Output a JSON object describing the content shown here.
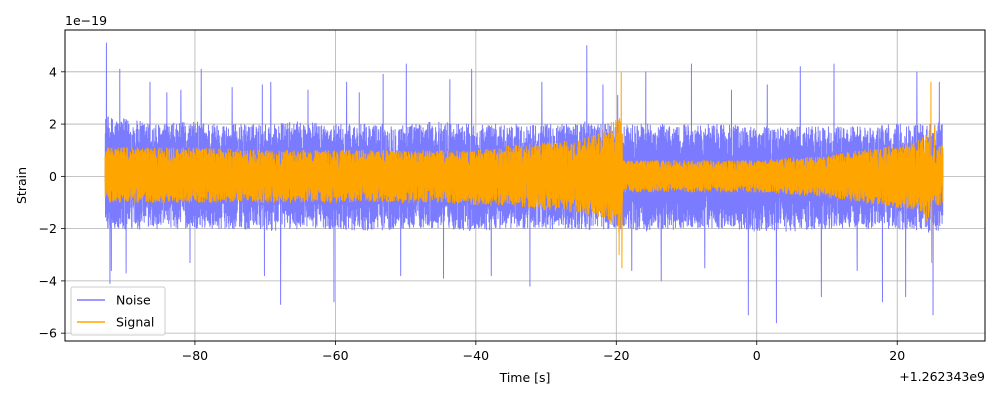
{
  "chart_data": {
    "type": "line",
    "title": "",
    "xlabel": "Time [s]",
    "ylabel": "Strain",
    "x_offset_label": "+1.262343e9",
    "y_scale_label": "1e−19",
    "xlim": [
      -98.5,
      32.5
    ],
    "ylim": [
      -6.3,
      5.6
    ],
    "x_ticks": [
      -80,
      -60,
      -40,
      -20,
      0,
      20
    ],
    "x_tick_labels": [
      "−80",
      "−60",
      "−40",
      "−20",
      "0",
      "20"
    ],
    "y_ticks": [
      -6,
      -4,
      -2,
      0,
      2,
      4
    ],
    "y_tick_labels": [
      "−6",
      "−4",
      "−2",
      "0",
      "2",
      "4"
    ],
    "grid": true,
    "legend_position": "lower-left",
    "series": [
      {
        "name": "Noise",
        "color": "#7b7bff",
        "x_range": [
          -92.8,
          26.5
        ],
        "envelope": {
          "x": [
            -92.8,
            -90,
            -85,
            -80,
            -75,
            -70,
            -65,
            -60,
            -55,
            -50,
            -45,
            -40,
            -35,
            -30,
            -25,
            -20,
            -19.2,
            -15,
            -10,
            -5,
            0,
            5,
            10,
            15,
            20,
            24.6,
            26.5
          ],
          "upper": [
            2.3,
            2.2,
            2.0,
            2.1,
            2.0,
            2.0,
            2.1,
            2.0,
            2.0,
            2.0,
            2.1,
            2.0,
            2.0,
            2.0,
            2.1,
            2.0,
            2.0,
            2.0,
            2.0,
            2.0,
            1.9,
            1.9,
            1.9,
            1.9,
            2.0,
            2.0,
            2.1
          ],
          "lower": [
            -2.0,
            -2.1,
            -2.0,
            -2.0,
            -2.0,
            -2.1,
            -2.0,
            -2.0,
            -2.1,
            -2.0,
            -2.0,
            -2.1,
            -2.0,
            -2.0,
            -2.1,
            -2.0,
            -2.1,
            -2.1,
            -2.0,
            -2.0,
            -2.1,
            -2.1,
            -2.0,
            -2.0,
            -2.0,
            -2.2,
            -2.0
          ]
        },
        "peaks": [
          [
            -92.6,
            5.1
          ],
          [
            -91.9,
            -3.6
          ],
          [
            -92.1,
            -4.1
          ],
          [
            -90.7,
            4.1
          ],
          [
            -89.8,
            -3.7
          ],
          [
            -86.4,
            3.6
          ],
          [
            -84.0,
            3.2
          ],
          [
            -82.0,
            3.3
          ],
          [
            -80.7,
            -3.3
          ],
          [
            -79.1,
            4.1
          ],
          [
            -74.7,
            3.4
          ],
          [
            -70.4,
            3.5
          ],
          [
            -70.1,
            -3.8
          ],
          [
            -69.2,
            3.6
          ],
          [
            -67.8,
            -4.9
          ],
          [
            -63.9,
            3.3
          ],
          [
            -60.2,
            -4.8
          ],
          [
            -58.4,
            3.6
          ],
          [
            -56.6,
            3.2
          ],
          [
            -53.2,
            3.9
          ],
          [
            -50.7,
            -3.8
          ],
          [
            -49.9,
            4.3
          ],
          [
            -44.6,
            -3.9
          ],
          [
            -43.7,
            3.7
          ],
          [
            -40.6,
            4.1
          ],
          [
            -37.8,
            -3.8
          ],
          [
            -32.3,
            -4.2
          ],
          [
            -30.6,
            3.6
          ],
          [
            -24.2,
            5.0
          ],
          [
            -21.9,
            3.5
          ],
          [
            -19.8,
            3.1
          ],
          [
            -17.8,
            -3.6
          ],
          [
            -15.8,
            4.0
          ],
          [
            -13.6,
            -4.0
          ],
          [
            -9.3,
            4.3
          ],
          [
            -7.4,
            -3.5
          ],
          [
            -3.6,
            3.3
          ],
          [
            -1.2,
            -5.3
          ],
          [
            1.5,
            3.5
          ],
          [
            2.8,
            -5.6
          ],
          [
            6.2,
            4.2
          ],
          [
            9.2,
            -4.6
          ],
          [
            11.0,
            4.3
          ],
          [
            14.3,
            -3.6
          ],
          [
            17.9,
            -4.8
          ],
          [
            21.2,
            -4.6
          ],
          [
            22.8,
            4.0
          ],
          [
            25.1,
            -5.3
          ],
          [
            26.0,
            3.6
          ]
        ]
      },
      {
        "name": "Signal",
        "color": "#ffa500",
        "x_range": [
          -92.8,
          26.5
        ],
        "envelope": {
          "x": [
            -92.8,
            -85,
            -80,
            -70,
            -60,
            -50,
            -45,
            -40,
            -35,
            -30,
            -25,
            -22,
            -20,
            -19.2,
            -19.1,
            -15,
            -10,
            -5,
            0,
            5,
            10,
            15,
            20,
            23,
            24.6,
            24.7,
            26.5
          ],
          "upper": [
            1.1,
            1.1,
            1.1,
            1.0,
            1.0,
            1.0,
            1.0,
            1.0,
            1.2,
            1.3,
            1.4,
            1.8,
            2.2,
            2.7,
            0.6,
            0.6,
            0.6,
            0.6,
            0.6,
            0.7,
            0.8,
            1.0,
            1.2,
            1.4,
            1.8,
            1.0,
            1.2
          ],
          "lower": [
            -1.0,
            -1.0,
            -1.0,
            -1.0,
            -1.0,
            -1.0,
            -1.0,
            -1.1,
            -1.1,
            -1.3,
            -1.4,
            -1.6,
            -2.0,
            -2.6,
            -0.6,
            -0.6,
            -0.6,
            -0.6,
            -0.6,
            -0.7,
            -0.8,
            -1.0,
            -1.2,
            -1.3,
            -1.6,
            -1.0,
            -1.2
          ]
        },
        "peaks": [
          [
            -92.7,
            0.6
          ],
          [
            -92.6,
            -0.5
          ],
          [
            -19.3,
            4.0
          ],
          [
            -19.2,
            -3.5
          ],
          [
            -19.6,
            -3.0
          ],
          [
            24.8,
            3.6
          ],
          [
            24.9,
            -3.3
          ],
          [
            24.2,
            -1.7
          ],
          [
            25.3,
            1.9
          ]
        ]
      }
    ]
  }
}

> **Exercise goal**: Print the listing above in full, exactly as written. Omit any pictures.

> **Exercise response**:
Output a JSON object describing the content shown here.
{
  "chart_data": {
    "type": "line",
    "title": "",
    "xlabel": "Time [s]",
    "ylabel": "Strain",
    "x_offset_label": "+1.262343e9",
    "y_scale_label": "1e−19",
    "xlim": [
      -98.5,
      32.5
    ],
    "ylim": [
      -6.3,
      5.6
    ],
    "x_ticks": [
      -80,
      -60,
      -40,
      -20,
      0,
      20
    ],
    "x_tick_labels": [
      "−80",
      "−60",
      "−40",
      "−20",
      "0",
      "20"
    ],
    "y_ticks": [
      -6,
      -4,
      -2,
      0,
      2,
      4
    ],
    "y_tick_labels": [
      "−6",
      "−4",
      "−2",
      "0",
      "2",
      "4"
    ],
    "grid": true,
    "legend_position": "lower-left",
    "series": [
      {
        "name": "Noise",
        "color": "#7b7bff",
        "x_range": [
          -92.8,
          26.5
        ],
        "envelope": {
          "x": [
            -92.8,
            -90,
            -85,
            -80,
            -75,
            -70,
            -65,
            -60,
            -55,
            -50,
            -45,
            -40,
            -35,
            -30,
            -25,
            -20,
            -19.2,
            -15,
            -10,
            -5,
            0,
            5,
            10,
            15,
            20,
            24.6,
            26.5
          ],
          "upper": [
            2.3,
            2.2,
            2.0,
            2.1,
            2.0,
            2.0,
            2.1,
            2.0,
            2.0,
            2.0,
            2.1,
            2.0,
            2.0,
            2.0,
            2.1,
            2.0,
            2.0,
            2.0,
            2.0,
            2.0,
            1.9,
            1.9,
            1.9,
            1.9,
            2.0,
            2.0,
            2.1
          ],
          "lower": [
            -2.0,
            -2.1,
            -2.0,
            -2.0,
            -2.0,
            -2.1,
            -2.0,
            -2.0,
            -2.1,
            -2.0,
            -2.0,
            -2.1,
            -2.0,
            -2.0,
            -2.1,
            -2.0,
            -2.1,
            -2.1,
            -2.0,
            -2.0,
            -2.1,
            -2.1,
            -2.0,
            -2.0,
            -2.0,
            -2.2,
            -2.0
          ]
        },
        "peaks": [
          [
            -92.6,
            5.1
          ],
          [
            -91.9,
            -3.6
          ],
          [
            -92.1,
            -4.1
          ],
          [
            -90.7,
            4.1
          ],
          [
            -89.8,
            -3.7
          ],
          [
            -86.4,
            3.6
          ],
          [
            -84.0,
            3.2
          ],
          [
            -82.0,
            3.3
          ],
          [
            -80.7,
            -3.3
          ],
          [
            -79.1,
            4.1
          ],
          [
            -74.7,
            3.4
          ],
          [
            -70.4,
            3.5
          ],
          [
            -70.1,
            -3.8
          ],
          [
            -69.2,
            3.6
          ],
          [
            -67.8,
            -4.9
          ],
          [
            -63.9,
            3.3
          ],
          [
            -60.2,
            -4.8
          ],
          [
            -58.4,
            3.6
          ],
          [
            -56.6,
            3.2
          ],
          [
            -53.2,
            3.9
          ],
          [
            -50.7,
            -3.8
          ],
          [
            -49.9,
            4.3
          ],
          [
            -44.6,
            -3.9
          ],
          [
            -43.7,
            3.7
          ],
          [
            -40.6,
            4.1
          ],
          [
            -37.8,
            -3.8
          ],
          [
            -32.3,
            -4.2
          ],
          [
            -30.6,
            3.6
          ],
          [
            -24.2,
            5.0
          ],
          [
            -21.9,
            3.5
          ],
          [
            -19.8,
            3.1
          ],
          [
            -17.8,
            -3.6
          ],
          [
            -15.8,
            4.0
          ],
          [
            -13.6,
            -4.0
          ],
          [
            -9.3,
            4.3
          ],
          [
            -7.4,
            -3.5
          ],
          [
            -3.6,
            3.3
          ],
          [
            -1.2,
            -5.3
          ],
          [
            1.5,
            3.5
          ],
          [
            2.8,
            -5.6
          ],
          [
            6.2,
            4.2
          ],
          [
            9.2,
            -4.6
          ],
          [
            11.0,
            4.3
          ],
          [
            14.3,
            -3.6
          ],
          [
            17.9,
            -4.8
          ],
          [
            21.2,
            -4.6
          ],
          [
            22.8,
            4.0
          ],
          [
            25.1,
            -5.3
          ],
          [
            26.0,
            3.6
          ]
        ]
      },
      {
        "name": "Signal",
        "color": "#ffa500",
        "x_range": [
          -92.8,
          26.5
        ],
        "envelope": {
          "x": [
            -92.8,
            -85,
            -80,
            -70,
            -60,
            -50,
            -45,
            -40,
            -35,
            -30,
            -25,
            -22,
            -20,
            -19.2,
            -19.1,
            -15,
            -10,
            -5,
            0,
            5,
            10,
            15,
            20,
            23,
            24.6,
            24.7,
            26.5
          ],
          "upper": [
            1.1,
            1.1,
            1.1,
            1.0,
            1.0,
            1.0,
            1.0,
            1.0,
            1.2,
            1.3,
            1.4,
            1.8,
            2.2,
            2.7,
            0.6,
            0.6,
            0.6,
            0.6,
            0.6,
            0.7,
            0.8,
            1.0,
            1.2,
            1.4,
            1.8,
            1.0,
            1.2
          ],
          "lower": [
            -1.0,
            -1.0,
            -1.0,
            -1.0,
            -1.0,
            -1.0,
            -1.0,
            -1.1,
            -1.1,
            -1.3,
            -1.4,
            -1.6,
            -2.0,
            -2.6,
            -0.6,
            -0.6,
            -0.6,
            -0.6,
            -0.6,
            -0.7,
            -0.8,
            -1.0,
            -1.2,
            -1.3,
            -1.6,
            -1.0,
            -1.2
          ]
        },
        "peaks": [
          [
            -92.7,
            0.6
          ],
          [
            -92.6,
            -0.5
          ],
          [
            -19.3,
            4.0
          ],
          [
            -19.2,
            -3.5
          ],
          [
            -19.6,
            -3.0
          ],
          [
            24.8,
            3.6
          ],
          [
            24.9,
            -3.3
          ],
          [
            24.2,
            -1.7
          ],
          [
            25.3,
            1.9
          ]
        ]
      }
    ]
  }
}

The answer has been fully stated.